**PROBLEM TO SOLVE**
Could every line of the data be printed exactly as it reads?

**THE DATA**

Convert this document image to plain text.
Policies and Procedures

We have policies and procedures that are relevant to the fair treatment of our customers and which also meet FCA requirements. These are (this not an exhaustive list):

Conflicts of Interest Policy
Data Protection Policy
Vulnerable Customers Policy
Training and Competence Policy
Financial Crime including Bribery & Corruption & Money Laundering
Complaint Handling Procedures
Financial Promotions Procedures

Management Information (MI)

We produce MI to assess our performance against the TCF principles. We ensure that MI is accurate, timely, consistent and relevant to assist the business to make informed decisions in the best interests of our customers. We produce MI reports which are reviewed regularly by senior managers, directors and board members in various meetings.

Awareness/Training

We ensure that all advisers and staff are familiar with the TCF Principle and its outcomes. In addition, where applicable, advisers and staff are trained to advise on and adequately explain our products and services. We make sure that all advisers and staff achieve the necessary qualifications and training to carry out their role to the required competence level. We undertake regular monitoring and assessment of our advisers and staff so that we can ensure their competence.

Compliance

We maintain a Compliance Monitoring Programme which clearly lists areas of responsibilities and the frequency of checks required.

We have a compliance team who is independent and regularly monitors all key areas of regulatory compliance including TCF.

**RESULT OF THE TASK**
Convert this document image to plain text.
Policies and Procedures

We have policies and procedures that are relevant to the fair treatment of our customers and which also meet FCA requirements. These are (this not an exhaustive list):

Conflicts of Interest Policy
Data Protection Policy
Vulnerable Customers Policy
Training and Competence Policy
Financial Crime including Bribery & Corruption & Money Laundering
Complaint Handling Procedures
Financial Promotions Procedures

Management Information (MI)

We produce MI to assess our performance against the TCF principles. We ensure that MI is accurate, timely, consistent and relevant to assist the business to make informed decisions in the best interests of our customers. We produce MI reports which are reviewed regularly by senior managers, directors and board members in various meetings.

Awareness/Training

We ensure that all advisers and staff are familiar with the TCF Principle and its outcomes. In addition, where applicable, advisers and staff are trained to advise on and adequately explain our products and services. We make sure that all advisers and staff achieve the necessary qualifications and training to carry out their role to the required competence level. We undertake regular monitoring and assessment of our advisers and staff so that we can ensure their competence.

Compliance

We maintain a Compliance Monitoring Programme which clearly lists areas of responsibilities and the frequency of checks required.

We have a compliance team who is independent and regularly monitors all key areas of regulatory compliance including TCF.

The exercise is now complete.